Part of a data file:

***

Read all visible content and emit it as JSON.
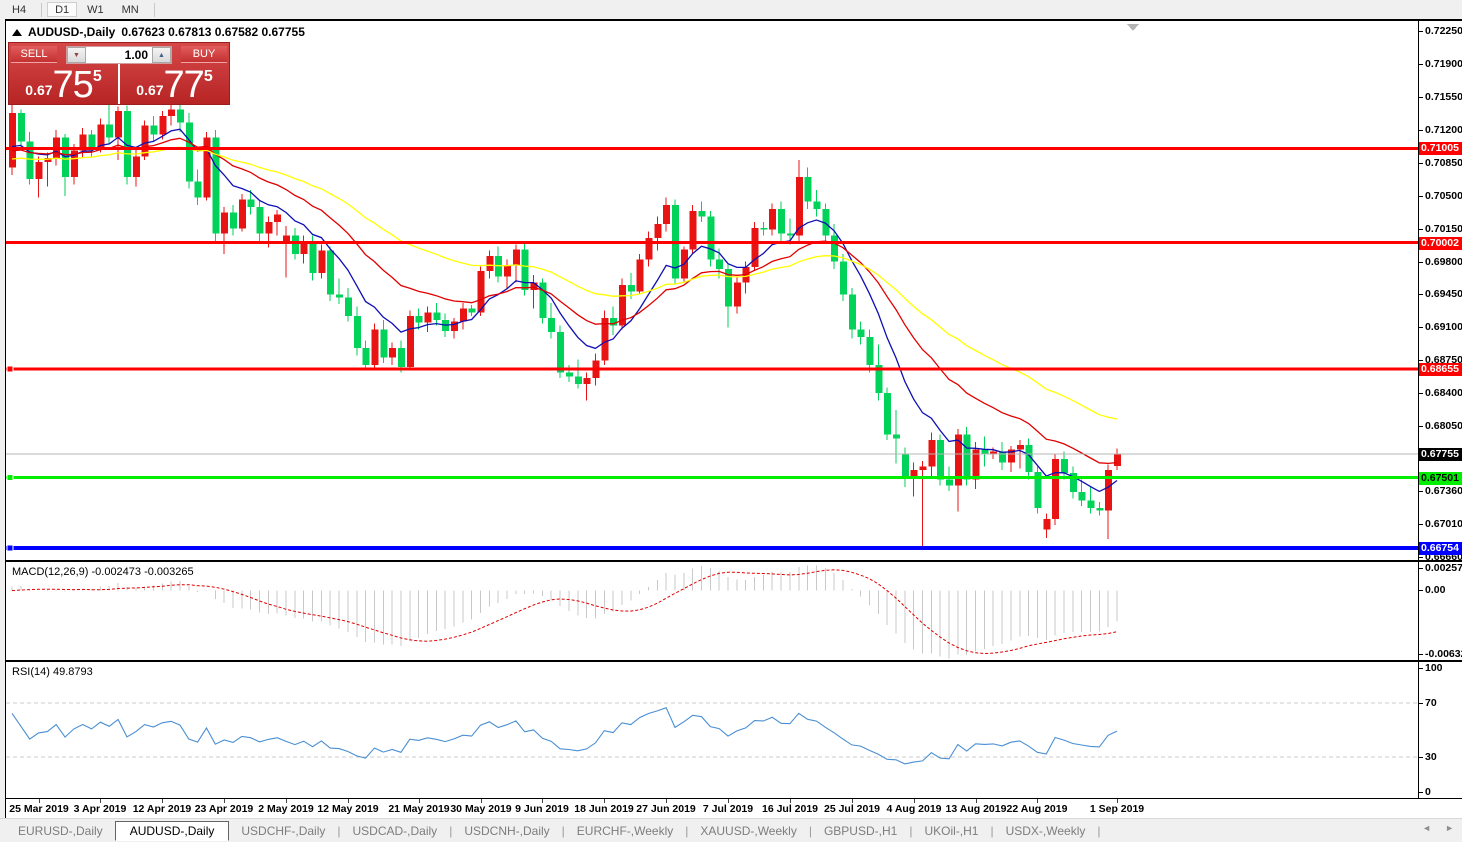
{
  "toolbar": {
    "timeframes": [
      "H4",
      "D1",
      "W1",
      "MN"
    ],
    "active": "D1"
  },
  "window": {
    "symbol_title": "AUDUSD-,Daily",
    "ohlc_line": "0.67623 0.67813 0.67582 0.67755"
  },
  "trade_panel": {
    "sell_label": "SELL",
    "buy_label": "BUY",
    "volume": "1.00",
    "spin_down_glyph": "▼",
    "spin_up_glyph": "▲",
    "sell_price": {
      "prefix": "0.67",
      "big": "75",
      "sup": "5"
    },
    "buy_price": {
      "prefix": "0.67",
      "big": "77",
      "sup": "5"
    }
  },
  "macd_panel": {
    "label": "MACD(12,26,9)",
    "values": "-0.002473 -0.003265"
  },
  "rsi_panel": {
    "label": "RSI(14)",
    "value": "49.8793"
  },
  "tabs": {
    "active_index": 1,
    "scroll_left_glyph": "◄",
    "scroll_right_glyph": "►",
    "items": [
      "EURUSD-,Daily",
      "AUDUSD-,Daily",
      "USDCHF-,Daily",
      "USDCAD-,Daily",
      "USDCNH-,Daily",
      "EURCHF-,Weekly",
      "XAUUSD-,Weekly",
      "GBPUSD-,H1",
      "UKOil-,H1",
      "USDX-,Weekly"
    ]
  },
  "chart_data": {
    "type": "candlestick",
    "symbol": "AUDUSD-",
    "timeframe": "Daily",
    "title": "AUDUSD-,Daily",
    "last_ohlc": {
      "open": 0.67623,
      "high": 0.67813,
      "low": 0.67582,
      "close": 0.67755
    },
    "current_price": 0.67755,
    "y_axis": {
      "price_at_top": 0.7236,
      "price_at_bottom": 0.66625,
      "ticks": [
        0.7225,
        0.719,
        0.7155,
        0.712,
        0.7085,
        0.705,
        0.7015,
        0.698,
        0.6945,
        0.691,
        0.6875,
        0.684,
        0.6805,
        0.6771,
        0.6736,
        0.6701,
        0.6666
      ]
    },
    "h_lines": [
      {
        "price": 0.71005,
        "color": "#ff0000",
        "width": 3,
        "text_color": "#ffffff",
        "marker": false
      },
      {
        "price": 0.70002,
        "color": "#ff0000",
        "width": 3,
        "text_color": "#ffffff",
        "marker": false
      },
      {
        "price": 0.68655,
        "color": "#ff0000",
        "width": 3,
        "text_color": "#ffffff",
        "marker": true
      },
      {
        "price": 0.67501,
        "color": "#00ee00",
        "width": 3,
        "text_color": "#000000",
        "marker": true
      },
      {
        "price": 0.66754,
        "color": "#0000ff",
        "width": 4,
        "text_color": "#ffffff",
        "marker": true
      }
    ],
    "moving_averages": [
      {
        "name": "fast",
        "period": 9,
        "color": "#0f0fb4",
        "seed": 0.7106
      },
      {
        "name": "medium",
        "period": 21,
        "color": "#e00000",
        "seed": 0.709
      },
      {
        "name": "slow",
        "period": 42,
        "color": "#ffff00",
        "seed": 0.7062
      }
    ],
    "warmup_closes": [
      0.709,
      0.7095,
      0.7105,
      0.7115,
      0.712,
      0.71,
      0.7085,
      0.707,
      0.7075,
      0.709,
      0.711,
      0.7125,
      0.7115,
      0.7095,
      0.708,
      0.7075,
      0.7085,
      0.71,
      0.7115,
      0.711,
      0.7095,
      0.708,
      0.707,
      0.7078,
      0.7092,
      0.7105,
      0.7112,
      0.7098,
      0.7085,
      0.7092
    ],
    "candles": [
      [
        0.708,
        0.7147,
        0.7072,
        0.7138
      ],
      [
        0.7138,
        0.7142,
        0.71,
        0.7108
      ],
      [
        0.7108,
        0.7118,
        0.7062,
        0.7068
      ],
      [
        0.7068,
        0.7092,
        0.7048,
        0.7086
      ],
      [
        0.7086,
        0.7096,
        0.706,
        0.709
      ],
      [
        0.709,
        0.712,
        0.7082,
        0.7112
      ],
      [
        0.7112,
        0.7116,
        0.705,
        0.707
      ],
      [
        0.707,
        0.7105,
        0.7062,
        0.7098
      ],
      [
        0.7098,
        0.7122,
        0.709,
        0.7115
      ],
      [
        0.7115,
        0.712,
        0.7092,
        0.71
      ],
      [
        0.71,
        0.7132,
        0.7096,
        0.7126
      ],
      [
        0.7126,
        0.7148,
        0.7105,
        0.7112
      ],
      [
        0.7112,
        0.7145,
        0.7088,
        0.714
      ],
      [
        0.714,
        0.7146,
        0.7062,
        0.707
      ],
      [
        0.707,
        0.71,
        0.706,
        0.7092
      ],
      [
        0.7092,
        0.713,
        0.7088,
        0.7125
      ],
      [
        0.7125,
        0.7135,
        0.7108,
        0.7115
      ],
      [
        0.7115,
        0.714,
        0.711,
        0.7135
      ],
      [
        0.7135,
        0.7148,
        0.7125,
        0.7142
      ],
      [
        0.7142,
        0.7149,
        0.7118,
        0.7128
      ],
      [
        0.7128,
        0.7138,
        0.7058,
        0.7065
      ],
      [
        0.7065,
        0.7078,
        0.704,
        0.7048
      ],
      [
        0.7048,
        0.7118,
        0.7045,
        0.7112
      ],
      [
        0.7112,
        0.712,
        0.7002,
        0.701
      ],
      [
        0.701,
        0.7038,
        0.6988,
        0.7032
      ],
      [
        0.7032,
        0.704,
        0.7008,
        0.7015
      ],
      [
        0.7015,
        0.7052,
        0.7012,
        0.7046
      ],
      [
        0.7046,
        0.7056,
        0.703,
        0.7038
      ],
      [
        0.7038,
        0.7045,
        0.7002,
        0.701
      ],
      [
        0.701,
        0.7028,
        0.6995,
        0.7022
      ],
      [
        0.7022,
        0.7035,
        0.7008,
        0.703
      ],
      [
        0.7,
        0.7018,
        0.6963,
        0.7008
      ],
      [
        0.7008,
        0.7016,
        0.6982,
        0.6988
      ],
      [
        0.6988,
        0.7008,
        0.6978,
        0.7002
      ],
      [
        0.7002,
        0.7008,
        0.696,
        0.6968
      ],
      [
        0.6968,
        0.6998,
        0.6962,
        0.6992
      ],
      [
        0.6992,
        0.6996,
        0.6938,
        0.6945
      ],
      [
        0.6945,
        0.6962,
        0.6935,
        0.6942
      ],
      [
        0.6942,
        0.6952,
        0.6916,
        0.6922
      ],
      [
        0.6922,
        0.6932,
        0.688,
        0.6888
      ],
      [
        0.6888,
        0.6896,
        0.6864,
        0.687
      ],
      [
        0.687,
        0.6914,
        0.6866,
        0.6908
      ],
      [
        0.6908,
        0.6918,
        0.6872,
        0.6878
      ],
      [
        0.6878,
        0.6894,
        0.687,
        0.6888
      ],
      [
        0.6888,
        0.6896,
        0.6862,
        0.6868
      ],
      [
        0.6868,
        0.6928,
        0.6865,
        0.6922
      ],
      [
        0.6922,
        0.693,
        0.6908,
        0.6915
      ],
      [
        0.6915,
        0.6932,
        0.6905,
        0.6926
      ],
      [
        0.6926,
        0.6936,
        0.6912,
        0.6918
      ],
      [
        0.6918,
        0.6925,
        0.69,
        0.6906
      ],
      [
        0.6906,
        0.692,
        0.6898,
        0.6916
      ],
      [
        0.6916,
        0.6936,
        0.6908,
        0.693
      ],
      [
        0.693,
        0.6934,
        0.6922,
        0.6926
      ],
      [
        0.6926,
        0.6975,
        0.6922,
        0.697
      ],
      [
        0.697,
        0.6992,
        0.6962,
        0.6986
      ],
      [
        0.6986,
        0.6996,
        0.6958,
        0.6964
      ],
      [
        0.6964,
        0.6982,
        0.6952,
        0.6976
      ],
      [
        0.6976,
        0.6998,
        0.6958,
        0.6993
      ],
      [
        0.6993,
        0.6999,
        0.6944,
        0.695
      ],
      [
        0.695,
        0.6966,
        0.693,
        0.6958
      ],
      [
        0.6958,
        0.6962,
        0.6914,
        0.692
      ],
      [
        0.692,
        0.6936,
        0.6898,
        0.6905
      ],
      [
        0.6905,
        0.6912,
        0.6856,
        0.6862
      ],
      [
        0.6862,
        0.687,
        0.6852,
        0.6858
      ],
      [
        0.6858,
        0.6876,
        0.6845,
        0.685
      ],
      [
        0.685,
        0.6862,
        0.6832,
        0.6856
      ],
      [
        0.6856,
        0.6882,
        0.6848,
        0.6875
      ],
      [
        0.6875,
        0.6928,
        0.687,
        0.692
      ],
      [
        0.692,
        0.6932,
        0.6902,
        0.6912
      ],
      [
        0.6912,
        0.6962,
        0.6908,
        0.6955
      ],
      [
        0.6955,
        0.6968,
        0.694,
        0.6948
      ],
      [
        0.6948,
        0.6988,
        0.6945,
        0.6982
      ],
      [
        0.6982,
        0.7012,
        0.6975,
        0.7005
      ],
      [
        0.7005,
        0.7028,
        0.6992,
        0.702
      ],
      [
        0.702,
        0.7048,
        0.7012,
        0.704
      ],
      [
        0.704,
        0.7046,
        0.6956,
        0.6962
      ],
      [
        0.6962,
        0.6996,
        0.6958,
        0.6993
      ],
      [
        0.6993,
        0.704,
        0.6988,
        0.7034
      ],
      [
        0.7034,
        0.7044,
        0.7022,
        0.7028
      ],
      [
        0.7028,
        0.7034,
        0.6975,
        0.6982
      ],
      [
        0.6982,
        0.6994,
        0.6962,
        0.6972
      ],
      [
        0.6972,
        0.6978,
        0.691,
        0.6932
      ],
      [
        0.6932,
        0.6964,
        0.6925,
        0.6958
      ],
      [
        0.6958,
        0.698,
        0.6946,
        0.6974
      ],
      [
        0.6974,
        0.7022,
        0.697,
        0.7016
      ],
      [
        0.7016,
        0.7022,
        0.7008,
        0.7014
      ],
      [
        0.7014,
        0.7042,
        0.7008,
        0.7036
      ],
      [
        0.7036,
        0.7044,
        0.7002,
        0.701
      ],
      [
        0.701,
        0.7026,
        0.6998,
        0.7008
      ],
      [
        0.7008,
        0.7088,
        0.7002,
        0.707
      ],
      [
        0.707,
        0.708,
        0.7036,
        0.7044
      ],
      [
        0.7044,
        0.7056,
        0.7028,
        0.7036
      ],
      [
        0.7036,
        0.7042,
        0.7,
        0.7008
      ],
      [
        0.7008,
        0.702,
        0.6972,
        0.698
      ],
      [
        0.698,
        0.6988,
        0.6938,
        0.6945
      ],
      [
        0.6945,
        0.6952,
        0.6898,
        0.6908
      ],
      [
        0.6908,
        0.6916,
        0.6892,
        0.69
      ],
      [
        0.69,
        0.6908,
        0.6862,
        0.687
      ],
      [
        0.687,
        0.6892,
        0.6832,
        0.684
      ],
      [
        0.684,
        0.6846,
        0.679,
        0.6796
      ],
      [
        0.6796,
        0.6822,
        0.6765,
        0.6792
      ],
      [
        0.6775,
        0.6782,
        0.674,
        0.6752
      ],
      [
        0.6752,
        0.6766,
        0.673,
        0.6758
      ],
      [
        0.6758,
        0.6768,
        0.6677,
        0.6762
      ],
      [
        0.6762,
        0.6798,
        0.6752,
        0.679
      ],
      [
        0.679,
        0.6796,
        0.6742,
        0.6748
      ],
      [
        0.6748,
        0.6762,
        0.6736,
        0.6742
      ],
      [
        0.6742,
        0.6802,
        0.6714,
        0.6796
      ],
      [
        0.6796,
        0.6804,
        0.6742,
        0.6748
      ],
      [
        0.6748,
        0.6788,
        0.6738,
        0.678
      ],
      [
        0.678,
        0.6794,
        0.6762,
        0.6776
      ],
      [
        0.6776,
        0.6782,
        0.677,
        0.6778
      ],
      [
        0.6778,
        0.6788,
        0.6758,
        0.6766
      ],
      [
        0.6766,
        0.6784,
        0.6756,
        0.678
      ],
      [
        0.678,
        0.679,
        0.676,
        0.6785
      ],
      [
        0.6785,
        0.6792,
        0.6748,
        0.6756
      ],
      [
        0.6756,
        0.6762,
        0.6712,
        0.6718
      ],
      [
        0.6695,
        0.6712,
        0.6686,
        0.6706
      ],
      [
        0.6706,
        0.6775,
        0.67,
        0.677
      ],
      [
        0.677,
        0.6778,
        0.6748,
        0.6755
      ],
      [
        0.6755,
        0.6762,
        0.6728,
        0.6735
      ],
      [
        0.6735,
        0.6748,
        0.672,
        0.6726
      ],
      [
        0.6726,
        0.674,
        0.6712,
        0.6718
      ],
      [
        0.6718,
        0.6724,
        0.671,
        0.6715
      ],
      [
        0.6715,
        0.6764,
        0.6685,
        0.6758
      ],
      [
        0.67623,
        0.67813,
        0.67582,
        0.67755
      ]
    ],
    "x_labels": [
      {
        "i": 3,
        "label": "25 Mar 2019"
      },
      {
        "i": 10,
        "label": "3 Apr 2019"
      },
      {
        "i": 17,
        "label": "12 Apr 2019"
      },
      {
        "i": 24,
        "label": "23 Apr 2019"
      },
      {
        "i": 31,
        "label": "2 May 2019"
      },
      {
        "i": 38,
        "label": "12 May 2019"
      },
      {
        "i": 46,
        "label": "21 May 2019"
      },
      {
        "i": 53,
        "label": "30 May 2019"
      },
      {
        "i": 60,
        "label": "9 Jun 2019"
      },
      {
        "i": 67,
        "label": "18 Jun 2019"
      },
      {
        "i": 74,
        "label": "27 Jun 2019"
      },
      {
        "i": 81,
        "label": "7 Jul 2019"
      },
      {
        "i": 88,
        "label": "16 Jul 2019"
      },
      {
        "i": 95,
        "label": "25 Jul 2019"
      },
      {
        "i": 102,
        "label": "4 Aug 2019"
      },
      {
        "i": 109,
        "label": "13 Aug 2019"
      },
      {
        "i": 116,
        "label": "22 Aug 2019"
      },
      {
        "i": 125,
        "label": "1 Sep 2019"
      }
    ],
    "macd": {
      "label": "MACD(12,26,9)",
      "fast": 12,
      "slow": 26,
      "signal": 9,
      "main_value": -0.002473,
      "signal_value": -0.003265,
      "scale_top": 0.002574,
      "scale_bottom": -0.006326,
      "ticks": [
        "0.002574",
        "0.00",
        "-0.006326"
      ]
    },
    "rsi": {
      "label": "RSI(14)",
      "period": 14,
      "value": 49.8793,
      "levels": [
        70,
        30
      ],
      "ticks": [
        100,
        70,
        30,
        0
      ]
    },
    "colors": {
      "candle_up": "#e81414",
      "candle_down": "#00d25a",
      "ma_fast": "#0f0fb4",
      "ma_medium": "#e00000",
      "ma_slow": "#ffff00",
      "current_price_line": "#b4b4b4",
      "current_price_flag_bg": "#000000",
      "macd_bar": "#c9c9c9",
      "macd_signal": "#e00000",
      "rsi_line": "#4a8fd3",
      "rsi_level_dash": "#cccccc"
    }
  }
}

***

WHAT TO WORK ON:
Tally how many lines of the records hold the word "Weekly". Answer with the number only.

EXERCISE ANSWER:
3